## DATA
>> begin

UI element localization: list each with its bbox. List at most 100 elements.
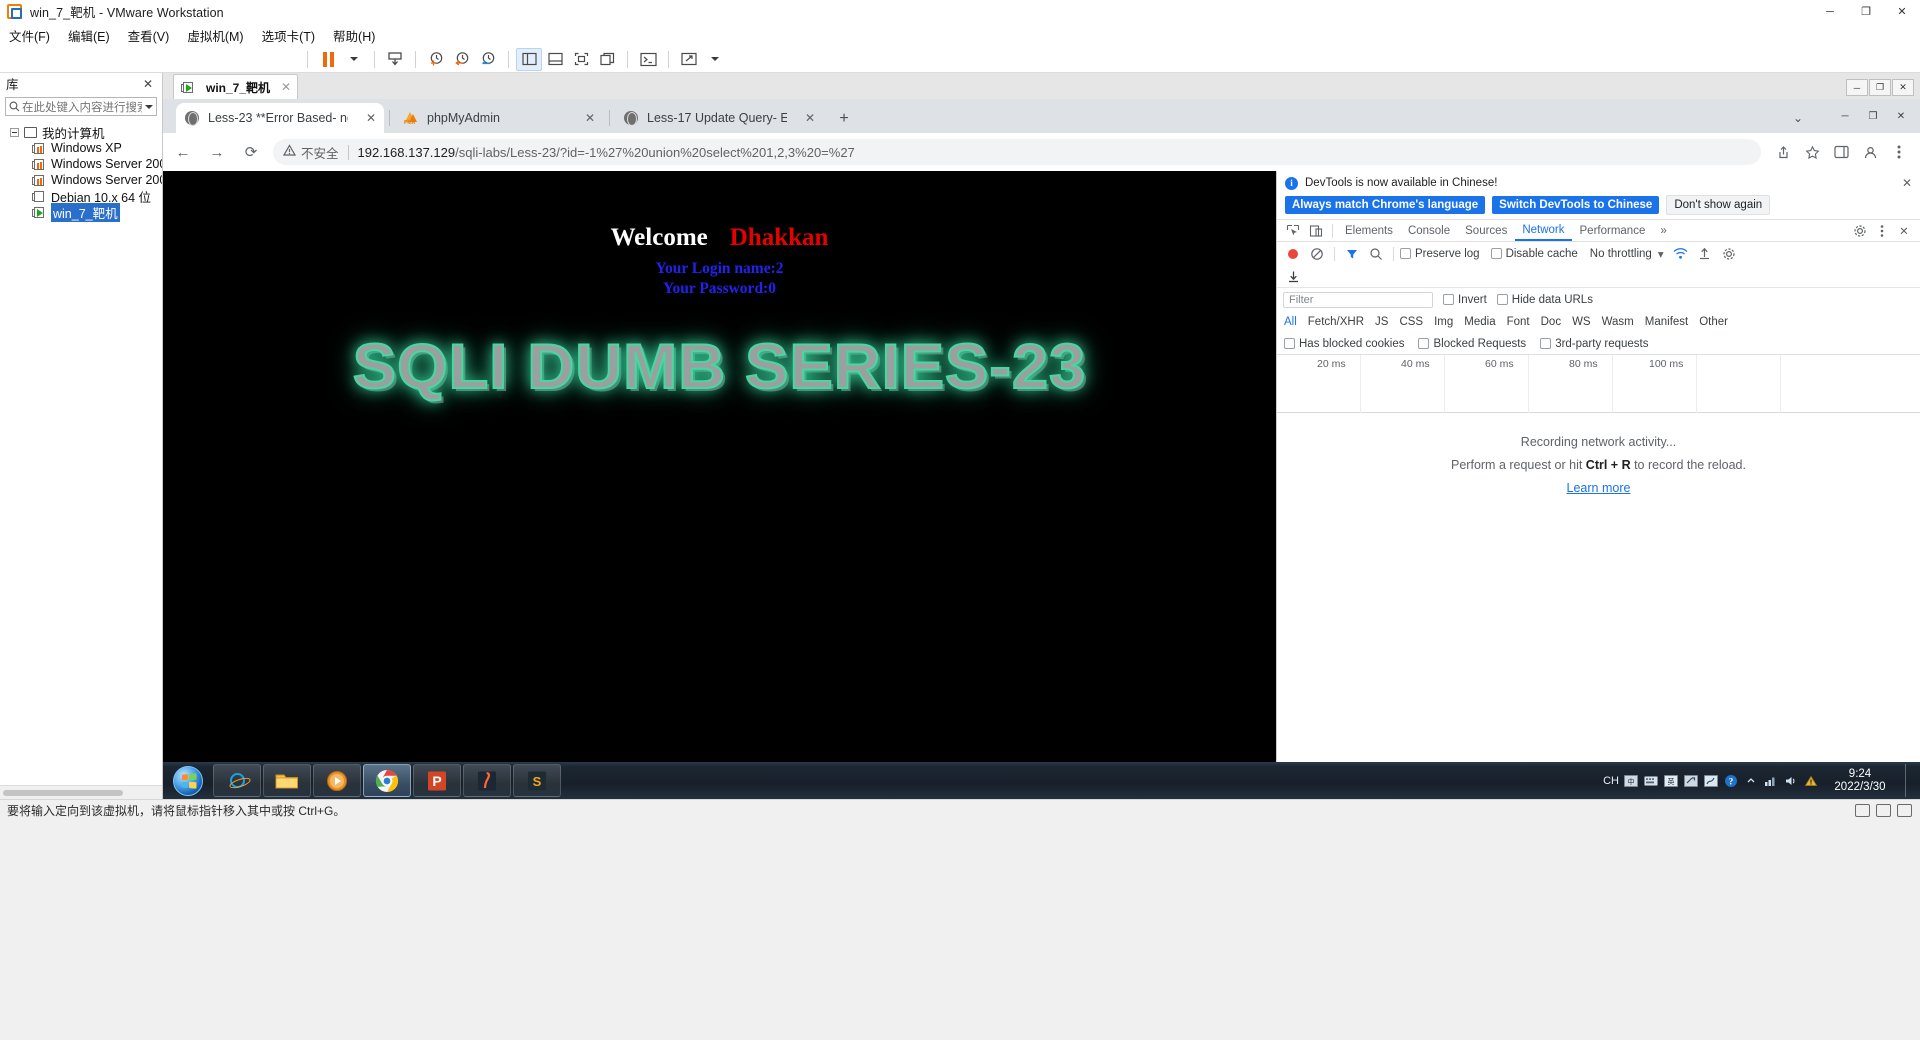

>> end
>> begin

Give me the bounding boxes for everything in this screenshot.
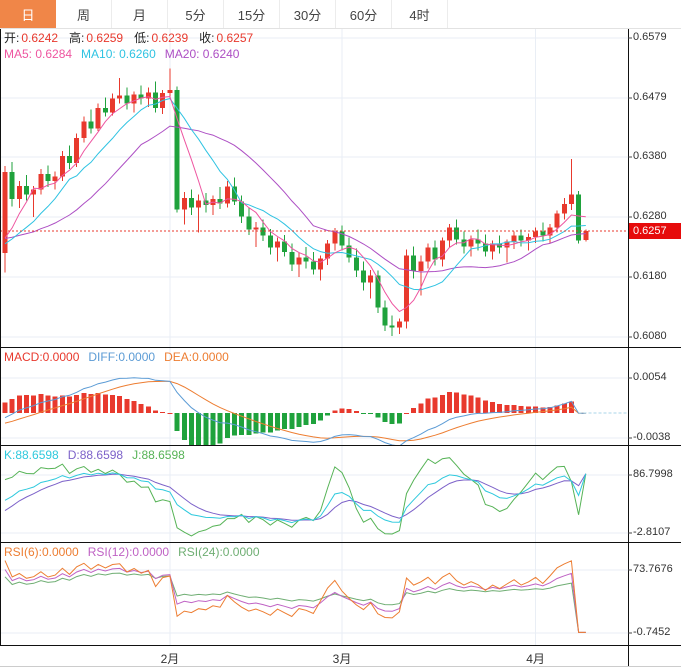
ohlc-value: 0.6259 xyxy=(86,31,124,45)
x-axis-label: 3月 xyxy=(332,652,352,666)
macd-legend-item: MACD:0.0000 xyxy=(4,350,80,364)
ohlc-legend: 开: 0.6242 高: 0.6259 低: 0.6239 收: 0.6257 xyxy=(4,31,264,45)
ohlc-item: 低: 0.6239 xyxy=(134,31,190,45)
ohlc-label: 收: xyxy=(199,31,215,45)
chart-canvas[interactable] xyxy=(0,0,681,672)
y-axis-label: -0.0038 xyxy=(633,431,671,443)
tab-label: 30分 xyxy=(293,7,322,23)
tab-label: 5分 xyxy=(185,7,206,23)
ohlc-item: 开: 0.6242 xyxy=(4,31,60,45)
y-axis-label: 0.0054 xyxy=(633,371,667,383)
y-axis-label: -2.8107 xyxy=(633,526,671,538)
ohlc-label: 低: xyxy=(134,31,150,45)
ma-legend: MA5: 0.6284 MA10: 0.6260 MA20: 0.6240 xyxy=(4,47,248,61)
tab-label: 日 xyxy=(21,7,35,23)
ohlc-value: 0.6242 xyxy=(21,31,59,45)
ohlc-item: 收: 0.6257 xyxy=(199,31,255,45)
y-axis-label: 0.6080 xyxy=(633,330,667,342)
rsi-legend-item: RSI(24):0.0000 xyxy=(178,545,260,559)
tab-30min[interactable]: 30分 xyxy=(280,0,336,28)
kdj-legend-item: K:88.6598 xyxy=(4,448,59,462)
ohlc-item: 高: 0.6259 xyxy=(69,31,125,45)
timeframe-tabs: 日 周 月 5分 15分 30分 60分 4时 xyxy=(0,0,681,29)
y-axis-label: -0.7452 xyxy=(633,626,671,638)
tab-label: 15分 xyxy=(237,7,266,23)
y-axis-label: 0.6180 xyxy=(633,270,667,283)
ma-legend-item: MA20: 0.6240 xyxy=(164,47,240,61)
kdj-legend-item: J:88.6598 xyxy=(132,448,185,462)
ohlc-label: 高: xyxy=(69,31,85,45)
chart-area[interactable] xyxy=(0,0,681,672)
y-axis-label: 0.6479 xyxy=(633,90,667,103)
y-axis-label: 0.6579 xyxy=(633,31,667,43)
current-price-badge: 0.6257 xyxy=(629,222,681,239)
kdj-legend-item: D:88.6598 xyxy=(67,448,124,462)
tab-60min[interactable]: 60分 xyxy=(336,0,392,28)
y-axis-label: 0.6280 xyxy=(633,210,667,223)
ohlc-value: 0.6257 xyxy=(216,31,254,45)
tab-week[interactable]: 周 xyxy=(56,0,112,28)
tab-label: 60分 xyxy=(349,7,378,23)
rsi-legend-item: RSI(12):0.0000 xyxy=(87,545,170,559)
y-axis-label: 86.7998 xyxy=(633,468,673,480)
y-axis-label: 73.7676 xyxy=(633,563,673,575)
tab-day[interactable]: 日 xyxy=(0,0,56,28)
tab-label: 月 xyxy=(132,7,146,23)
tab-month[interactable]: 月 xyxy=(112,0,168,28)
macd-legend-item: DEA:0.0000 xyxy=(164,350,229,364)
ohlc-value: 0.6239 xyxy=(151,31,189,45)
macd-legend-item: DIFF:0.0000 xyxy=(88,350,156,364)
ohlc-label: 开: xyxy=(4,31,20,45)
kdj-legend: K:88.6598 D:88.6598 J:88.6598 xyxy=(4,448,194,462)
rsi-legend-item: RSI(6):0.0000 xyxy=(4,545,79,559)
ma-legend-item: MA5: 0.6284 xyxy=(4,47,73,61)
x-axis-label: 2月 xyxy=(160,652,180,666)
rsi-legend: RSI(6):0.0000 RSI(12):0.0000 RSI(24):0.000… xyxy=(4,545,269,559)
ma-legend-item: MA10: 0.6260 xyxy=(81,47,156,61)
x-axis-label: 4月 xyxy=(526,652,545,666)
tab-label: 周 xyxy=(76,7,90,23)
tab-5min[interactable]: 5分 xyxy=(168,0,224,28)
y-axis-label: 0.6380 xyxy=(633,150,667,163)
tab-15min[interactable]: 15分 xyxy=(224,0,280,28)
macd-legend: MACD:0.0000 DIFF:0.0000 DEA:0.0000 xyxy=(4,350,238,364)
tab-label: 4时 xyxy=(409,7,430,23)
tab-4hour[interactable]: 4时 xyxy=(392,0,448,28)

>> end

## GIVEN PROBLEM
Copy the listing from the line with "Give me the" to the line with "chart-canvas[interactable] xyxy=(0,0,681,672)", keeping both of those lines and leaving the pictures out.

## IN RESPONSE
Give me the bounding boxes for everything in this screenshot.
ohlc-value: 0.6259 xyxy=(86,31,124,45)
x-axis-label: 3月 xyxy=(332,652,352,666)
macd-legend-item: MACD:0.0000 xyxy=(4,350,80,364)
ohlc-legend: 开: 0.6242 高: 0.6259 低: 0.6239 收: 0.6257 xyxy=(4,31,264,45)
ohlc-item: 低: 0.6239 xyxy=(134,31,190,45)
ohlc-label: 收: xyxy=(199,31,215,45)
chart-canvas[interactable] xyxy=(0,0,681,672)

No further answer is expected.